-- PROVIDED INFORMATION start --

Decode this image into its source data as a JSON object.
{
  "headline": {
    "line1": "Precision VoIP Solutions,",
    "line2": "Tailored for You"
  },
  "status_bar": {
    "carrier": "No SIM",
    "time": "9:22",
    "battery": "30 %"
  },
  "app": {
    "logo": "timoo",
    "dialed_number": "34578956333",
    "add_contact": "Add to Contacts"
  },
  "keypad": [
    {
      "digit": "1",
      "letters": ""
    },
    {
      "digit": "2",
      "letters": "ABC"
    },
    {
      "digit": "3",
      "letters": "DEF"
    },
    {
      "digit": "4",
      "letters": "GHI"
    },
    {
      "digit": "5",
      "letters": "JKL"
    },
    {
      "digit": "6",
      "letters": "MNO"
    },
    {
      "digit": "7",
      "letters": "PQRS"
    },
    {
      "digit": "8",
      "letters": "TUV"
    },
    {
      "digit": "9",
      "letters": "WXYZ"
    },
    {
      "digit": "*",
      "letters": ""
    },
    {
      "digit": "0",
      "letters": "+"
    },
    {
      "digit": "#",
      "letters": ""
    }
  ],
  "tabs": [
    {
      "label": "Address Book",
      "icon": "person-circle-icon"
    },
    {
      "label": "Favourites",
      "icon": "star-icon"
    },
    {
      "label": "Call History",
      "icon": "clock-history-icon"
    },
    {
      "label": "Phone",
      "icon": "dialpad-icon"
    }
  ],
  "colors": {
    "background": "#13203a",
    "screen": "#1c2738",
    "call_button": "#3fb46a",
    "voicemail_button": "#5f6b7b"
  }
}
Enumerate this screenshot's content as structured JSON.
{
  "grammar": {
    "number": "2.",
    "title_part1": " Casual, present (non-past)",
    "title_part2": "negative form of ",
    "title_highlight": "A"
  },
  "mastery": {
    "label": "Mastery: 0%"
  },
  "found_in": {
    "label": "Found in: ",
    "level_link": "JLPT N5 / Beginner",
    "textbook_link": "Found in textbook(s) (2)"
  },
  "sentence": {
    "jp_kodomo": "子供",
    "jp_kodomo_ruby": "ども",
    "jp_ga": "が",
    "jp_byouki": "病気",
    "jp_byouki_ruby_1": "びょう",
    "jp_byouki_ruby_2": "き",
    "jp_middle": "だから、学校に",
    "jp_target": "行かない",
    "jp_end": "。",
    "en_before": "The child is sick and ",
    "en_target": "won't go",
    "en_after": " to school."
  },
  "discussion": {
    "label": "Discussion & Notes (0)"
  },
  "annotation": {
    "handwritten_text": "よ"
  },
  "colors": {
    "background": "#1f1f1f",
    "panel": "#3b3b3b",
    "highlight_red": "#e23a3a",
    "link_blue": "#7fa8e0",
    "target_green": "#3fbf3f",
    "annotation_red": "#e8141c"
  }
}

-- PROVIDED INFORMATION end --

__GIVEN TASK__. Extract the data exactly as given.

__WRITTEN ANSWER__.
Decode this image into its source data as a JSON object.
{
  "headline": {
    "line1": "Precision VoIP Solutions,",
    "line2": "Tailored for You"
  },
  "status_bar": {
    "carrier": "No SIM",
    "time": "9:22",
    "battery": "30 %"
  },
  "app": {
    "logo": "timoo",
    "dialed_number": "34578956333",
    "add_contact": "Add to Contacts"
  },
  "keypad": [
    {
      "digit": "1",
      "letters": ""
    },
    {
      "digit": "2",
      "letters": "ABC"
    },
    {
      "digit": "3",
      "letters": "DEF"
    },
    {
      "digit": "4",
      "letters": "GHI"
    },
    {
      "digit": "5",
      "letters": "JKL"
    },
    {
      "digit": "6",
      "letters": "MNO"
    },
    {
      "digit": "7",
      "letters": "PQRS"
    },
    {
      "digit": "8",
      "letters": "TUV"
    },
    {
      "digit": "9",
      "letters": "WXYZ"
    },
    {
      "digit": "*",
      "letters": ""
    },
    {
      "digit": "0",
      "letters": "+"
    },
    {
      "digit": "#",
      "letters": ""
    }
  ],
  "tabs": [
    {
      "label": "Address Book",
      "icon": "person-circle-icon"
    },
    {
      "label": "Favourites",
      "icon": "star-icon"
    },
    {
      "label": "Call History",
      "icon": "clock-history-icon"
    },
    {
      "label": "Phone",
      "icon": "dialpad-icon"
    }
  ],
  "colors": {
    "background": "#13203a",
    "screen": "#1c2738",
    "call_button": "#3fb46a",
    "voicemail_button": "#5f6b7b"
  }
}
Enumerate this screenshot's content as structured JSON.
{
  "grammar": {
    "number": "2.",
    "title_part1": " Casual, present (non-past)",
    "title_part2": "negative form of ",
    "title_highlight": "A"
  },
  "mastery": {
    "label": "Mastery: 0%"
  },
  "found_in": {
    "label": "Found in: ",
    "level_link": "JLPT N5 / Beginner",
    "textbook_link": "Found in textbook(s) (2)"
  },
  "sentence": {
    "jp_kodomo": "子供",
    "jp_kodomo_ruby": "ども",
    "jp_ga": "が",
    "jp_byouki": "病気",
    "jp_byouki_ruby_1": "びょう",
    "jp_byouki_ruby_2": "き",
    "jp_middle": "だから、学校に",
    "jp_target": "行かない",
    "jp_end": "。",
    "en_before": "The child is sick and ",
    "en_target": "won't go",
    "en_after": " to school."
  },
  "discussion": {
    "label": "Discussion & Notes (0)"
  },
  "annotation": {
    "handwritten_text": "よ"
  },
  "colors": {
    "background": "#1f1f1f",
    "panel": "#3b3b3b",
    "highlight_red": "#e23a3a",
    "link_blue": "#7fa8e0",
    "target_green": "#3fbf3f",
    "annotation_red": "#e8141c"
  }
}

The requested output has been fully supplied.